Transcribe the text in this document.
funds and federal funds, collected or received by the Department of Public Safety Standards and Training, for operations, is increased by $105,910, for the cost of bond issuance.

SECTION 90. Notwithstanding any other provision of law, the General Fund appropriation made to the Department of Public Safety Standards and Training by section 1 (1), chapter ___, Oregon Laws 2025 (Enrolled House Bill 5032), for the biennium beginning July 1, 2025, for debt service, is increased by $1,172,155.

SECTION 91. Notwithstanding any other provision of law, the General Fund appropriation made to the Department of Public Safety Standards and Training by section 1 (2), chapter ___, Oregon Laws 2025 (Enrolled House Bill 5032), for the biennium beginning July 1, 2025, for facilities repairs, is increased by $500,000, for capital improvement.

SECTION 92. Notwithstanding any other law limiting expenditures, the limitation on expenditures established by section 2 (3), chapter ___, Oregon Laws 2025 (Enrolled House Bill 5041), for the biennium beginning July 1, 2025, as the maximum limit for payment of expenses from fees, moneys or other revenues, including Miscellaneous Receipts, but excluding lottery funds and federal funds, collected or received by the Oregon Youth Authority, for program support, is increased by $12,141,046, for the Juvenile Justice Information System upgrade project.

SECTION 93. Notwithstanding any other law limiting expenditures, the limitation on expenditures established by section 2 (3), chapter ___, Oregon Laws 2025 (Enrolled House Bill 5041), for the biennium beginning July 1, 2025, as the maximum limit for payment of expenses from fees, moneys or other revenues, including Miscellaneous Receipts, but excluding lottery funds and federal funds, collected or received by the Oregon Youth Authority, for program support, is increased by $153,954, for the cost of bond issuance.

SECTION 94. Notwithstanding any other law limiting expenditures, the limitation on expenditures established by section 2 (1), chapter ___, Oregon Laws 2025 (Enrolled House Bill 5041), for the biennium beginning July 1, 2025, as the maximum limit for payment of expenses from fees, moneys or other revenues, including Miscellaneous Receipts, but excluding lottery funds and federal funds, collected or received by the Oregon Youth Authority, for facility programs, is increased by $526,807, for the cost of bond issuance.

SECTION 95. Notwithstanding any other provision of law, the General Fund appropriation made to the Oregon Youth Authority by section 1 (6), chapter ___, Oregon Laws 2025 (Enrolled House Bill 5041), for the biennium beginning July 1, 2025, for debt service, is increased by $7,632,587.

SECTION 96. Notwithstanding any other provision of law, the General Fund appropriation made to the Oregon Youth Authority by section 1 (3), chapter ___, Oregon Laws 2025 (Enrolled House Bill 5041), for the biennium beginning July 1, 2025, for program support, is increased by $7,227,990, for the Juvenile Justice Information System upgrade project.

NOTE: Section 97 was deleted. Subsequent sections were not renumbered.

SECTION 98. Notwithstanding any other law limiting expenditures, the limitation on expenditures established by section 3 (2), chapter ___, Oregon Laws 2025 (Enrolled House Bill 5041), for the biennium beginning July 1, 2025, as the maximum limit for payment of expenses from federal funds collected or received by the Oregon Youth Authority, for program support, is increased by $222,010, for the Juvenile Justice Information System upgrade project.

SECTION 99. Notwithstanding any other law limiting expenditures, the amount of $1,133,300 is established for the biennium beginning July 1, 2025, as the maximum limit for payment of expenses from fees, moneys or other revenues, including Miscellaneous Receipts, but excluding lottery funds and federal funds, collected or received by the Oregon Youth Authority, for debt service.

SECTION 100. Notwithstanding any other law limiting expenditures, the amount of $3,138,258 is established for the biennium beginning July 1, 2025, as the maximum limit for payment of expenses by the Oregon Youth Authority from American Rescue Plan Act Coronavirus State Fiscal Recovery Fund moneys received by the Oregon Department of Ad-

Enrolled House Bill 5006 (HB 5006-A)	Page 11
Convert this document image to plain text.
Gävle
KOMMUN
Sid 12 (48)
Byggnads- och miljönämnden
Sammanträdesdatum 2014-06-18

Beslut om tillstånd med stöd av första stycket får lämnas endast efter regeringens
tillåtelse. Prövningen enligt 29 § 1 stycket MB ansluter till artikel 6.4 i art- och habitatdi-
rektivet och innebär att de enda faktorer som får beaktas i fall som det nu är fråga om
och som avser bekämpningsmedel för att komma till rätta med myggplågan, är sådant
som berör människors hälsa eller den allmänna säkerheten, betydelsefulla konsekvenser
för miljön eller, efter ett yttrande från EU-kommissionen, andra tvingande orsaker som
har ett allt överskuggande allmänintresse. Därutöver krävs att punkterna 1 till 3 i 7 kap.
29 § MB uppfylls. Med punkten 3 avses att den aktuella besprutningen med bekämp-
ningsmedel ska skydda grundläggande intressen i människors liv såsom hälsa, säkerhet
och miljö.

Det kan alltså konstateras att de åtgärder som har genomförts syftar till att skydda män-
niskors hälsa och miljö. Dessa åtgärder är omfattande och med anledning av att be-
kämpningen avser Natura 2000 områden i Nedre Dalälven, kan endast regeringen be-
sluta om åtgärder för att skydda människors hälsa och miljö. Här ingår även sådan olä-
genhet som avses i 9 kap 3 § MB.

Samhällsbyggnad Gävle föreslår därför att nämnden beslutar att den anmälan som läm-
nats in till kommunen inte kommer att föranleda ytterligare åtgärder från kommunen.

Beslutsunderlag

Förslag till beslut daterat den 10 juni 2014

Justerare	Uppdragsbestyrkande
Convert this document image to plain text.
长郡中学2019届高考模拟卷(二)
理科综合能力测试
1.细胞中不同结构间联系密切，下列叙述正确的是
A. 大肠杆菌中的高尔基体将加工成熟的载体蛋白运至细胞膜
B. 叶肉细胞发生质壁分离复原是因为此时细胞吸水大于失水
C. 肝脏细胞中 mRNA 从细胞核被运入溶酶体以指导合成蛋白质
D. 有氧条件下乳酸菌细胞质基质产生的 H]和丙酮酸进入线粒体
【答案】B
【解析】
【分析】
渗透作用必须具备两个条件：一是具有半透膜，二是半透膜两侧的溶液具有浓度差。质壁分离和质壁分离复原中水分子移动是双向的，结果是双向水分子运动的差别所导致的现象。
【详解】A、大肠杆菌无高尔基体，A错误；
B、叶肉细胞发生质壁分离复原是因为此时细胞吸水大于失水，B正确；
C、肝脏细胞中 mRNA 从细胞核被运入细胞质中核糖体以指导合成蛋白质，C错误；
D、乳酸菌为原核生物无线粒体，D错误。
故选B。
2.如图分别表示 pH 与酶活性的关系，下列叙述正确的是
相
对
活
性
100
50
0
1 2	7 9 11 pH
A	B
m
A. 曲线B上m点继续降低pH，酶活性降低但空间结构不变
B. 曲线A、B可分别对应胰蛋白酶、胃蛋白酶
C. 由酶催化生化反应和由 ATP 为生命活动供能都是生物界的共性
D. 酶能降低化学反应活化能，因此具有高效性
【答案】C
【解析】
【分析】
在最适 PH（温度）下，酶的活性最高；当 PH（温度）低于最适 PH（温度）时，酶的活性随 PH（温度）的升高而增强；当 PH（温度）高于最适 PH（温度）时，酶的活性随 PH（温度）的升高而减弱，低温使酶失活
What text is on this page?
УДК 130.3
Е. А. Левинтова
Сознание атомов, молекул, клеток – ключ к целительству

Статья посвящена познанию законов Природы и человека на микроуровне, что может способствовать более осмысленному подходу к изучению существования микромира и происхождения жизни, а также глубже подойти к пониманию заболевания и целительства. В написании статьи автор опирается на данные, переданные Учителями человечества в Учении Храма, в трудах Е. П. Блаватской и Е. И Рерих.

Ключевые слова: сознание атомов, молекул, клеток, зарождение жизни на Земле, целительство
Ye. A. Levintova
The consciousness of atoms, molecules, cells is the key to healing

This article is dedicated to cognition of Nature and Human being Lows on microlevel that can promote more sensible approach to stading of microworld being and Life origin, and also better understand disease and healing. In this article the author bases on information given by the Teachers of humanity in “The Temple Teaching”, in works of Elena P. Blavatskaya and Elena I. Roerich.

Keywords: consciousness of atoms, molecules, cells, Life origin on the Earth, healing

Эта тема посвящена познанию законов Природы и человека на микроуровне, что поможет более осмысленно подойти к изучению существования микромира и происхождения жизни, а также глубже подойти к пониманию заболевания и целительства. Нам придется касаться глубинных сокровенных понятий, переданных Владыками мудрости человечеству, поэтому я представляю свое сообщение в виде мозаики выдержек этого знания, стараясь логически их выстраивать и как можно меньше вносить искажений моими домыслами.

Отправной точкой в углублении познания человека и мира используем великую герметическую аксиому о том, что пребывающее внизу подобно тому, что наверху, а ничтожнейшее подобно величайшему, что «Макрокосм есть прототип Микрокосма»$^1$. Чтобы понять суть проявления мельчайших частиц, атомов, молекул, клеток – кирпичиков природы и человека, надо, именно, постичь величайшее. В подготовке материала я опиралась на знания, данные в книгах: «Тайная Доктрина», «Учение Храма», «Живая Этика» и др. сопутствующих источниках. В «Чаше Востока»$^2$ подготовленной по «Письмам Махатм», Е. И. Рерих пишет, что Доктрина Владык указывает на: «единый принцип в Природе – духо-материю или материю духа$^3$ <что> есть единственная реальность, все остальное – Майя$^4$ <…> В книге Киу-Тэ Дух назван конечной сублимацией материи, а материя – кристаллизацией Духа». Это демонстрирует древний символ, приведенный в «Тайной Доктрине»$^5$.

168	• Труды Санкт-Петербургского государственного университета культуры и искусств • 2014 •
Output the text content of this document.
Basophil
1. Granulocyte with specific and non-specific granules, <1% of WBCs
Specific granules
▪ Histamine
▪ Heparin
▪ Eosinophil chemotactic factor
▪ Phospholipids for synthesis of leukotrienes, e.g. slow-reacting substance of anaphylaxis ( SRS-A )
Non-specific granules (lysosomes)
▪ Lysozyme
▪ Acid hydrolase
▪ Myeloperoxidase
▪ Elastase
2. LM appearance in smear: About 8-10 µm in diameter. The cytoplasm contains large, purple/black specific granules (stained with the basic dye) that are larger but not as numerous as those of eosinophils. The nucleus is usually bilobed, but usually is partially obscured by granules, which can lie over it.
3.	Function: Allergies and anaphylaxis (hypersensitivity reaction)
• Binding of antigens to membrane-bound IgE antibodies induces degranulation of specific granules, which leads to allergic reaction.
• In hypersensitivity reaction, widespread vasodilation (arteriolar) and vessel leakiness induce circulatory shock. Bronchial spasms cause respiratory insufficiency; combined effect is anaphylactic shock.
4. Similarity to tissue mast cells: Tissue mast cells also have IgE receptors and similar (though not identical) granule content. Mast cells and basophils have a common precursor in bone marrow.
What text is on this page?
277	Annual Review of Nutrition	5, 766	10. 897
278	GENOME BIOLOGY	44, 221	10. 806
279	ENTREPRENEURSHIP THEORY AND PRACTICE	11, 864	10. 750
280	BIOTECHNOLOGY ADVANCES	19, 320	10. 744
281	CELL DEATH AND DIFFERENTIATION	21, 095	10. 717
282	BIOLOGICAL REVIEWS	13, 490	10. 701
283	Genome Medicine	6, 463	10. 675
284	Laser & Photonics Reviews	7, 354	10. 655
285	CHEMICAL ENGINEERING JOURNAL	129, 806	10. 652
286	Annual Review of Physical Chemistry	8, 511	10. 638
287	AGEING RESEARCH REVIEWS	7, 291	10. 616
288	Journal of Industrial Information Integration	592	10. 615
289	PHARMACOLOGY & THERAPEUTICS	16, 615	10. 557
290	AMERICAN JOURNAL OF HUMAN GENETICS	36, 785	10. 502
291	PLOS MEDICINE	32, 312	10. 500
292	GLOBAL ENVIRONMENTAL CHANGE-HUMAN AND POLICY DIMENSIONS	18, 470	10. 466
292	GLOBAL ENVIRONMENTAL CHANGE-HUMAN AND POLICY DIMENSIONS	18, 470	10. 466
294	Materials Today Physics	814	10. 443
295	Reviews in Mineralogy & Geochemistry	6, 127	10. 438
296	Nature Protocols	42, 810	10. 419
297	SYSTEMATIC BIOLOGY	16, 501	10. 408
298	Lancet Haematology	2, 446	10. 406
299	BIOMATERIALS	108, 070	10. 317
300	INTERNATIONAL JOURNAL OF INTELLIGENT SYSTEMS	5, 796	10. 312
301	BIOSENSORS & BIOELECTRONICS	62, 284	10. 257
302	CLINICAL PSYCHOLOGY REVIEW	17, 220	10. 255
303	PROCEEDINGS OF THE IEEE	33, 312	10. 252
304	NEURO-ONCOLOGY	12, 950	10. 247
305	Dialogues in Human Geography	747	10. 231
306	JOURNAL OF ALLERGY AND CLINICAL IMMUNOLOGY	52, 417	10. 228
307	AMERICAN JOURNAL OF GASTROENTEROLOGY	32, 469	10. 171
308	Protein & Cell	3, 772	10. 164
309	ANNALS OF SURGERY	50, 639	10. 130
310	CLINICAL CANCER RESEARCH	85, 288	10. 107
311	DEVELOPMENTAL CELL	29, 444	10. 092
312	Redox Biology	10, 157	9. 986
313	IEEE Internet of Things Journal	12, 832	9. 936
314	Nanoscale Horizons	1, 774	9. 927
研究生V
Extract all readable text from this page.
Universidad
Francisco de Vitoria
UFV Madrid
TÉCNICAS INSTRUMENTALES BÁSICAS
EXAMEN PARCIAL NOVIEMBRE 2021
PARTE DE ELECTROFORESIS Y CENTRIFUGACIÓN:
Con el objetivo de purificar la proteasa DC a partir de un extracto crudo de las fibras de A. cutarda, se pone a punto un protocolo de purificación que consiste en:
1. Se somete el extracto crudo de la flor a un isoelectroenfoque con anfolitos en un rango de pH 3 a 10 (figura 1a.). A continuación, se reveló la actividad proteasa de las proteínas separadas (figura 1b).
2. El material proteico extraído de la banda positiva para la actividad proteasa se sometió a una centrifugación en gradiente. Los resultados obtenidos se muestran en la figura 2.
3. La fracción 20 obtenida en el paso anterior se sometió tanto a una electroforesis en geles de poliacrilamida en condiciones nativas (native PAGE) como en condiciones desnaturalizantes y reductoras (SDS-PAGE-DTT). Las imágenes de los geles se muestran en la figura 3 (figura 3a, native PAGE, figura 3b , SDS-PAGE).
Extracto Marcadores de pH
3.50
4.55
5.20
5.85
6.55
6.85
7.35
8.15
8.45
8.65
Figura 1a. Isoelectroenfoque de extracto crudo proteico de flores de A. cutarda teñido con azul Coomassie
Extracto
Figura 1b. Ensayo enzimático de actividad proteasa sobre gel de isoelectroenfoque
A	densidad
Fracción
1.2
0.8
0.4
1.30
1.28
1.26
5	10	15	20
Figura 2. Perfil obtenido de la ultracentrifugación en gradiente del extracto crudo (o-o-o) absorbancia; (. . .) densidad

________________________

# Assignment
Going over every line of the entries, tally those containing the string "muestran" and report only the figure.

# Answer box
2